====== Data ======

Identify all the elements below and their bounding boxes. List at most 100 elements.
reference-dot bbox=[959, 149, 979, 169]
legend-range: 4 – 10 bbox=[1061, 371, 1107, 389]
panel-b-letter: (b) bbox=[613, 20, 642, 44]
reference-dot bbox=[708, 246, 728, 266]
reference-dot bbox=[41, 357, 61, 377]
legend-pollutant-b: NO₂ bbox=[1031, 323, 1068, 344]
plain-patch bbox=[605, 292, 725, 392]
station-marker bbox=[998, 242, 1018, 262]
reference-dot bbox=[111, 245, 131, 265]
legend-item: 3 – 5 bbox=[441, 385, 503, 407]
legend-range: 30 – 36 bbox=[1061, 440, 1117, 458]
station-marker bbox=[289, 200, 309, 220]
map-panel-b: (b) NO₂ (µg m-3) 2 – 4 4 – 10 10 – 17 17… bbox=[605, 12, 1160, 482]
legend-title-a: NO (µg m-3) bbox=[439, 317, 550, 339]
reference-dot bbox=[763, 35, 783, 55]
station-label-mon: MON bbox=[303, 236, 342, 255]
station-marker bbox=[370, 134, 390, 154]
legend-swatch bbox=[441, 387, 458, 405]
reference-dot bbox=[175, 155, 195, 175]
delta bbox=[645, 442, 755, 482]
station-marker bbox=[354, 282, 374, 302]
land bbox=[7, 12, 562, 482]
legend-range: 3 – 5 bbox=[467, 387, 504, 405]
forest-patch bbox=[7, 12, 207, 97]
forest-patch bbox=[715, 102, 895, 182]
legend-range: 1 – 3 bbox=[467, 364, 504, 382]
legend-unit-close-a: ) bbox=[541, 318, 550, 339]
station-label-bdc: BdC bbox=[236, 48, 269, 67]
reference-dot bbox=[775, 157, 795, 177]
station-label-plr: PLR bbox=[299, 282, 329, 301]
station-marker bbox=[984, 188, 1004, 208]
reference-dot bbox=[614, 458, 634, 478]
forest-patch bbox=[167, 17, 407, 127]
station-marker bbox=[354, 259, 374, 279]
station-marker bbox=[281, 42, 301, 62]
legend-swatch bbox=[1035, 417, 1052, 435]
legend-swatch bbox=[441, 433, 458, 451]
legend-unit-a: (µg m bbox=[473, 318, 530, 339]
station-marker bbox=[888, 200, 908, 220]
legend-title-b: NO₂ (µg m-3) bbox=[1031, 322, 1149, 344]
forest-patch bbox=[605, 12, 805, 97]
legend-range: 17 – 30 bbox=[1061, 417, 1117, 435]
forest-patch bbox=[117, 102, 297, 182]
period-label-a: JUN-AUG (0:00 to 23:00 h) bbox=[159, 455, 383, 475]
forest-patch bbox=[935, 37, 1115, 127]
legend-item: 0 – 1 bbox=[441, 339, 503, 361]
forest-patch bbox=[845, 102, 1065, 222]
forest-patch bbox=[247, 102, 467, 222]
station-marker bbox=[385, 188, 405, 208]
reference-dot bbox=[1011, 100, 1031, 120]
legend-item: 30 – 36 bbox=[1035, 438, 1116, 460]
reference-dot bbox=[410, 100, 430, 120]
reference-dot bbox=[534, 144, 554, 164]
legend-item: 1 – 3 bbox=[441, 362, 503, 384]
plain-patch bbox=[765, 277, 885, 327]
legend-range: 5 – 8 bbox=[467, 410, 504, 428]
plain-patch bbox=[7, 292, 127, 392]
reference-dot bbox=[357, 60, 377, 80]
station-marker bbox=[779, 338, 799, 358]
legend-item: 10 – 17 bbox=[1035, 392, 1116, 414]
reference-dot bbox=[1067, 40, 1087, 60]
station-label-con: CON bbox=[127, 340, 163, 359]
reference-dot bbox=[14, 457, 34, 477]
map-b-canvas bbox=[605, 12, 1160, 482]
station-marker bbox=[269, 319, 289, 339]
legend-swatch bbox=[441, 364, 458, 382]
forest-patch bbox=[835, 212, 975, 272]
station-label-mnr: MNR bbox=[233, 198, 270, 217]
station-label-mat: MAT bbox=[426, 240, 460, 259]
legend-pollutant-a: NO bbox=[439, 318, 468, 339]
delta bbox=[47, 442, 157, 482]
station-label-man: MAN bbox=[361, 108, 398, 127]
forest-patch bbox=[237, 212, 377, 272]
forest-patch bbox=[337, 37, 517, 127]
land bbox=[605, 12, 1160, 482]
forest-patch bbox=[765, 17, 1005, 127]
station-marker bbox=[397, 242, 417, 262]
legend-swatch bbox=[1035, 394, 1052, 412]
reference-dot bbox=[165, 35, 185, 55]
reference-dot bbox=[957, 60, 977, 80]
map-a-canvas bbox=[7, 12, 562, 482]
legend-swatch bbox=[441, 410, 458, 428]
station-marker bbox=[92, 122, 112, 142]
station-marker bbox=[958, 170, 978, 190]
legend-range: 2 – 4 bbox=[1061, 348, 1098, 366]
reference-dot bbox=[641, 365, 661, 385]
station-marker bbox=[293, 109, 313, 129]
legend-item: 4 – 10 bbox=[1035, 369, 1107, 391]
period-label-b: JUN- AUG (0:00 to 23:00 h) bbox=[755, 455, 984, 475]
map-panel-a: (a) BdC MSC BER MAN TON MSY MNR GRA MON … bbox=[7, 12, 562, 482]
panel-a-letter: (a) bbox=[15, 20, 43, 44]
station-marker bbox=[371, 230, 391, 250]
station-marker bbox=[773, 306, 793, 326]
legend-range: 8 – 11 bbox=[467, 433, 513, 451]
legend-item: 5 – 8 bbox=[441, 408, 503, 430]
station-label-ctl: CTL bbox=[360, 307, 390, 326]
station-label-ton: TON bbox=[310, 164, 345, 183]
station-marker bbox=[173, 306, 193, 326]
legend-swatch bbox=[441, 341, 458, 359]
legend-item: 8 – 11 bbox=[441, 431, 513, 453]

======

» Short task: How many lines in the records above contain the string "pollutant"? Reply with the number alone.

» Result: 2